What you are asked to do:
Retype all of the data. Every line must match exactly.

Source records:
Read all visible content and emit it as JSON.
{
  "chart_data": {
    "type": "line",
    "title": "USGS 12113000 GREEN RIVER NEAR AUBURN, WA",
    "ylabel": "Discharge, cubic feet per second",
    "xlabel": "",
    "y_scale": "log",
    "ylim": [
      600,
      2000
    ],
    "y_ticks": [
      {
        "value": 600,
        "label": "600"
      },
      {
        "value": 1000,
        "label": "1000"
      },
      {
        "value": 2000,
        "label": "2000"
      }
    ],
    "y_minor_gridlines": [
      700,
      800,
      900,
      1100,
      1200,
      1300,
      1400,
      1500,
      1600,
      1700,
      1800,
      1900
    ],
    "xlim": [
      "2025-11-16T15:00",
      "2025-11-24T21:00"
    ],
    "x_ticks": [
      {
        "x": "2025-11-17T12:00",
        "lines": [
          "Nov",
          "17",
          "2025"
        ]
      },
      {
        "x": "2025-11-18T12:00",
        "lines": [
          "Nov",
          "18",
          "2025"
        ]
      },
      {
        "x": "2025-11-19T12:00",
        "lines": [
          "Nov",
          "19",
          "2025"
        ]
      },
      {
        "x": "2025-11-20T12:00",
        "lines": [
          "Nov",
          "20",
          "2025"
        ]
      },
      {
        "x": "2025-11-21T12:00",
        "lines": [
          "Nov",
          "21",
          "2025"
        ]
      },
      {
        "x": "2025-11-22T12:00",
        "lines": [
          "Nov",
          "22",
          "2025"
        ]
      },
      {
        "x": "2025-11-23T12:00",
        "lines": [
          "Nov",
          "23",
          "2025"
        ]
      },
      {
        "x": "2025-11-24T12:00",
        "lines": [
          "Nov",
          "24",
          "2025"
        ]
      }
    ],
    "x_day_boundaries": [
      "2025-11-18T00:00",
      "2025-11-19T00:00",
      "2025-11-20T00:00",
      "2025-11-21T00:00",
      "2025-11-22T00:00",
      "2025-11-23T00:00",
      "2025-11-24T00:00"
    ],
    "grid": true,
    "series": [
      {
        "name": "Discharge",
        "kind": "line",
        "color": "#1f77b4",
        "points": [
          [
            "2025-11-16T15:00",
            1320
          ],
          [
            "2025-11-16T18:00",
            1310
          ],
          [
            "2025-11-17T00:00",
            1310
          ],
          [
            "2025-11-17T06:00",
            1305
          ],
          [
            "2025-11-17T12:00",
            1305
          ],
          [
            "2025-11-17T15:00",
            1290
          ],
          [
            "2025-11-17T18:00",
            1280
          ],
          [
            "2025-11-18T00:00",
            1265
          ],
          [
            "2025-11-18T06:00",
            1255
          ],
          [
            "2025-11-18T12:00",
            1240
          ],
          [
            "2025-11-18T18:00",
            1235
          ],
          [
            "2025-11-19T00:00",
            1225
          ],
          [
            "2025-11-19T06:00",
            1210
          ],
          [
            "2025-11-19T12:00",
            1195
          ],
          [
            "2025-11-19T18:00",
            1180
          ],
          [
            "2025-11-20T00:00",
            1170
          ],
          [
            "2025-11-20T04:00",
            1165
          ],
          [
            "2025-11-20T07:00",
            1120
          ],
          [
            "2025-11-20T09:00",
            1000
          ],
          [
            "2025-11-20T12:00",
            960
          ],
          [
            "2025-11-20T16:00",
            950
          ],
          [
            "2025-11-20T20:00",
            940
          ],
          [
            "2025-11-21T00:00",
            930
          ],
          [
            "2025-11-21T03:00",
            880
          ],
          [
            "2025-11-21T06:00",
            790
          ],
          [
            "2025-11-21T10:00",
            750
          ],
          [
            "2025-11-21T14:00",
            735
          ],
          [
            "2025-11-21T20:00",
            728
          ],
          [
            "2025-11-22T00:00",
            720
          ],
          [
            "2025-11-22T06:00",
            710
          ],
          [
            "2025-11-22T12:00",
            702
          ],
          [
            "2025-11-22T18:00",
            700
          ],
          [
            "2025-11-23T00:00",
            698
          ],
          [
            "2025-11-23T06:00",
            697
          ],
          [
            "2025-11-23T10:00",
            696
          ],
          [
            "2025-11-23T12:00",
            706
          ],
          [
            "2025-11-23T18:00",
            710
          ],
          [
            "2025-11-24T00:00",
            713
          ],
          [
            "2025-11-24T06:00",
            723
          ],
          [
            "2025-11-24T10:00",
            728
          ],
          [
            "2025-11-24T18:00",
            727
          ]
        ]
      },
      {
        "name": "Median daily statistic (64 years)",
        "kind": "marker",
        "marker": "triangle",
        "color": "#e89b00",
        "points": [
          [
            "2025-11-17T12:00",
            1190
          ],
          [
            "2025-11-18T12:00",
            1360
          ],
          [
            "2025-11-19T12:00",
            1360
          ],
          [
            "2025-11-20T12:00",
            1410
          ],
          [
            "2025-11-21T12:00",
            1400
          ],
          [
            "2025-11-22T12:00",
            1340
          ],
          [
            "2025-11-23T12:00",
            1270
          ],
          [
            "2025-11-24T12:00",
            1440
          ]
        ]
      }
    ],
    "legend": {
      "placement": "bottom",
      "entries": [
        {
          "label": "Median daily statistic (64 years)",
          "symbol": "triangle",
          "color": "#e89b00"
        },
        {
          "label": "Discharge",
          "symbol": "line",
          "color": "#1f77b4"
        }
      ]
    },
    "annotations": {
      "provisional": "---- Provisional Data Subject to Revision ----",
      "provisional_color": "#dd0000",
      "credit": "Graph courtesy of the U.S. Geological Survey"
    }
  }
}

Written solution:
Read all visible content and emit it as JSON.
{
  "chart_data": {
    "type": "line",
    "title": "USGS 12113000 GREEN RIVER NEAR AUBURN, WA",
    "ylabel": "Discharge, cubic feet per second",
    "xlabel": "",
    "y_scale": "log",
    "ylim": [
      600,
      2000
    ],
    "y_ticks": [
      {
        "value": 600,
        "label": "600"
      },
      {
        "value": 1000,
        "label": "1000"
      },
      {
        "value": 2000,
        "label": "2000"
      }
    ],
    "y_minor_gridlines": [
      700,
      800,
      900,
      1100,
      1200,
      1300,
      1400,
      1500,
      1600,
      1700,
      1800,
      1900
    ],
    "xlim": [
      "2025-11-16T15:00",
      "2025-11-24T21:00"
    ],
    "x_ticks": [
      {
        "x": "2025-11-17T12:00",
        "lines": [
          "Nov",
          "17",
          "2025"
        ]
      },
      {
        "x": "2025-11-18T12:00",
        "lines": [
          "Nov",
          "18",
          "2025"
        ]
      },
      {
        "x": "2025-11-19T12:00",
        "lines": [
          "Nov",
          "19",
          "2025"
        ]
      },
      {
        "x": "2025-11-20T12:00",
        "lines": [
          "Nov",
          "20",
          "2025"
        ]
      },
      {
        "x": "2025-11-21T12:00",
        "lines": [
          "Nov",
          "21",
          "2025"
        ]
      },
      {
        "x": "2025-11-22T12:00",
        "lines": [
          "Nov",
          "22",
          "2025"
        ]
      },
      {
        "x": "2025-11-23T12:00",
        "lines": [
          "Nov",
          "23",
          "2025"
        ]
      },
      {
        "x": "2025-11-24T12:00",
        "lines": [
          "Nov",
          "24",
          "2025"
        ]
      }
    ],
    "x_day_boundaries": [
      "2025-11-18T00:00",
      "2025-11-19T00:00",
      "2025-11-20T00:00",
      "2025-11-21T00:00",
      "2025-11-22T00:00",
      "2025-11-23T00:00",
      "2025-11-24T00:00"
    ],
    "grid": true,
    "series": [
      {
        "name": "Discharge",
        "kind": "line",
        "color": "#1f77b4",
        "points": [
          [
            "2025-11-16T15:00",
            1320
          ],
          [
            "2025-11-16T18:00",
            1310
          ],
          [
            "2025-11-17T00:00",
            1310
          ],
          [
            "2025-11-17T06:00",
            1305
          ],
          [
            "2025-11-17T12:00",
            1305
          ],
          [
            "2025-11-17T15:00",
            1290
          ],
          [
            "2025-11-17T18:00",
            1280
          ],
          [
            "2025-11-18T00:00",
            1265
          ],
          [
            "2025-11-18T06:00",
            1255
          ],
          [
            "2025-11-18T12:00",
            1240
          ],
          [
            "2025-11-18T18:00",
            1235
          ],
          [
            "2025-11-19T00:00",
            1225
          ],
          [
            "2025-11-19T06:00",
            1210
          ],
          [
            "2025-11-19T12:00",
            1195
          ],
          [
            "2025-11-19T18:00",
            1180
          ],
          [
            "2025-11-20T00:00",
            1170
          ],
          [
            "2025-11-20T04:00",
            1165
          ],
          [
            "2025-11-20T07:00",
            1120
          ],
          [
            "2025-11-20T09:00",
            1000
          ],
          [
            "2025-11-20T12:00",
            960
          ],
          [
            "2025-11-20T16:00",
            950
          ],
          [
            "2025-11-20T20:00",
            940
          ],
          [
            "2025-11-21T00:00",
            930
          ],
          [
            "2025-11-21T03:00",
            880
          ],
          [
            "2025-11-21T06:00",
            790
          ],
          [
            "2025-11-21T10:00",
            750
          ],
          [
            "2025-11-21T14:00",
            735
          ],
          [
            "2025-11-21T20:00",
            728
          ],
          [
            "2025-11-22T00:00",
            720
          ],
          [
            "2025-11-22T06:00",
            710
          ],
          [
            "2025-11-22T12:00",
            702
          ],
          [
            "2025-11-22T18:00",
            700
          ],
          [
            "2025-11-23T00:00",
            698
          ],
          [
            "2025-11-23T06:00",
            697
          ],
          [
            "2025-11-23T10:00",
            696
          ],
          [
            "2025-11-23T12:00",
            706
          ],
          [
            "2025-11-23T18:00",
            710
          ],
          [
            "2025-11-24T00:00",
            713
          ],
          [
            "2025-11-24T06:00",
            723
          ],
          [
            "2025-11-24T10:00",
            728
          ],
          [
            "2025-11-24T18:00",
            727
          ]
        ]
      },
      {
        "name": "Median daily statistic (64 years)",
        "kind": "marker",
        "marker": "triangle",
        "color": "#e89b00",
        "points": [
          [
            "2025-11-17T12:00",
            1190
          ],
          [
            "2025-11-18T12:00",
            1360
          ],
          [
            "2025-11-19T12:00",
            1360
          ],
          [
            "2025-11-20T12:00",
            1410
          ],
          [
            "2025-11-21T12:00",
            1400
          ],
          [
            "2025-11-22T12:00",
            1340
          ],
          [
            "2025-11-23T12:00",
            1270
          ],
          [
            "2025-11-24T12:00",
            1440
          ]
        ]
      }
    ],
    "legend": {
      "placement": "bottom",
      "entries": [
        {
          "label": "Median daily statistic (64 years)",
          "symbol": "triangle",
          "color": "#e89b00"
        },
        {
          "label": "Discharge",
          "symbol": "line",
          "color": "#1f77b4"
        }
      ]
    },
    "annotations": {
      "provisional": "---- Provisional Data Subject to Revision ----",
      "provisional_color": "#dd0000",
      "credit": "Graph courtesy of the U.S. Geological Survey"
    }
  }
}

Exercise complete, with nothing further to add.